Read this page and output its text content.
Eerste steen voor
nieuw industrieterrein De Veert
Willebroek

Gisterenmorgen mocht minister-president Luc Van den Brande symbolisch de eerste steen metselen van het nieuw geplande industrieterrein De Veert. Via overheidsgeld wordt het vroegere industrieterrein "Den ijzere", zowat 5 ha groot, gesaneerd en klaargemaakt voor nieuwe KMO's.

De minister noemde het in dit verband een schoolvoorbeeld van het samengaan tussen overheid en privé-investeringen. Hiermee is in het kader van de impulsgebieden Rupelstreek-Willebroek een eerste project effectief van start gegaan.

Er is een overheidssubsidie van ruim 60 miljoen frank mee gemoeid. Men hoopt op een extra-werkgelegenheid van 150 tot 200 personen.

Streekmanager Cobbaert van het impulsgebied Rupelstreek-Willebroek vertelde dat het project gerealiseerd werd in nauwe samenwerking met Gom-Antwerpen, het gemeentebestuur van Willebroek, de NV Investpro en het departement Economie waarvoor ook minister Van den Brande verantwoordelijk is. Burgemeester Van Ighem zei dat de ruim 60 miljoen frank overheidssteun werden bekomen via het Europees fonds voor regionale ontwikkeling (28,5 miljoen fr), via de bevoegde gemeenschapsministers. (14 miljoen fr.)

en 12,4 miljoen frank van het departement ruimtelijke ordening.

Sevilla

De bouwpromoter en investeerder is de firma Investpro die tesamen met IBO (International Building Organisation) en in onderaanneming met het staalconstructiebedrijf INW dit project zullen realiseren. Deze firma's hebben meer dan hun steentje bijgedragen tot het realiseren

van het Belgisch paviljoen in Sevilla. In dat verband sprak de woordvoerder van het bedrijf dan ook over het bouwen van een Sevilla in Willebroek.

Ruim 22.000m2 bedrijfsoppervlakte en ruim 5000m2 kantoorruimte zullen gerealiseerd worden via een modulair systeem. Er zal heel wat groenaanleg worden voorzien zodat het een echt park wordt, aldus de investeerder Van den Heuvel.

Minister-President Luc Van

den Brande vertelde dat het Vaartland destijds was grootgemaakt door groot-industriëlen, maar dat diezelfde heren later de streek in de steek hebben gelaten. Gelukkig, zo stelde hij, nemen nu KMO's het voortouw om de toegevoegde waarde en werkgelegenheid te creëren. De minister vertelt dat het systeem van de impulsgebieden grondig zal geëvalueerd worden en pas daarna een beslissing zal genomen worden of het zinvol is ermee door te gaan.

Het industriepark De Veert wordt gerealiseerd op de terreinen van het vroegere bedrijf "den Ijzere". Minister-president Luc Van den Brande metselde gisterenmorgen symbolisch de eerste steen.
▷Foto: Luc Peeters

☆ ☆ ☆

• Exercise directions
Nothing but a number, please, for how many lines of the data hold "Sevilla".

• Expected answer
2